● What is needed
Answer these questions from the bookshop letters passage:
1. What did the man who came in on January 22nd 1958 ask the shop to do?
2. What was gleaming from under Mrs Hammersley's layers of veils?
3. What reason did Mrs Hammersley give for her visit?

● Provided passage
------------------------------------

Nevertheless, it is the letters sent while Hill was still working regularly in the shop that fascinate me the most, and especially those that include titbits about some of their more interesting customers. Here, for example, on January 22nd 1958:

A man has just been in to ask if we will tear 3 illustrations out of a new art book in the window for him.

Well, why wouldn’t you?

Or my particular favourite from March 26th the previous year:

Mrs Hammersley has just been in with just a gold shell hatpin gleaming from under the layers of veils. She was here, she said because of her 80th birthday and could she borrow a book so of course I gave her one…

I am hoping that when I reach my eightieth birthday and want to borrow a book they will give me one as well although if I’m still living in the Midlands it might be quite a way to go just on the off-chance!

------------------------------------

● Supplied data
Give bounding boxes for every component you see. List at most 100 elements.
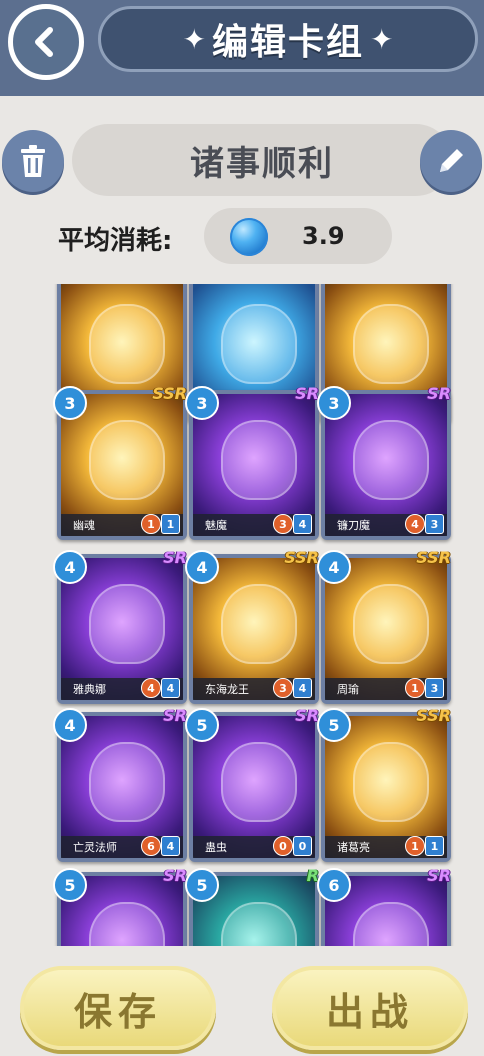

------------------------------------

● Worked answer
1. He asked them to tear 3 illustrations out of a new art book in the window for him.
2. A gold shell hatpin.
3. Her 80th birthday.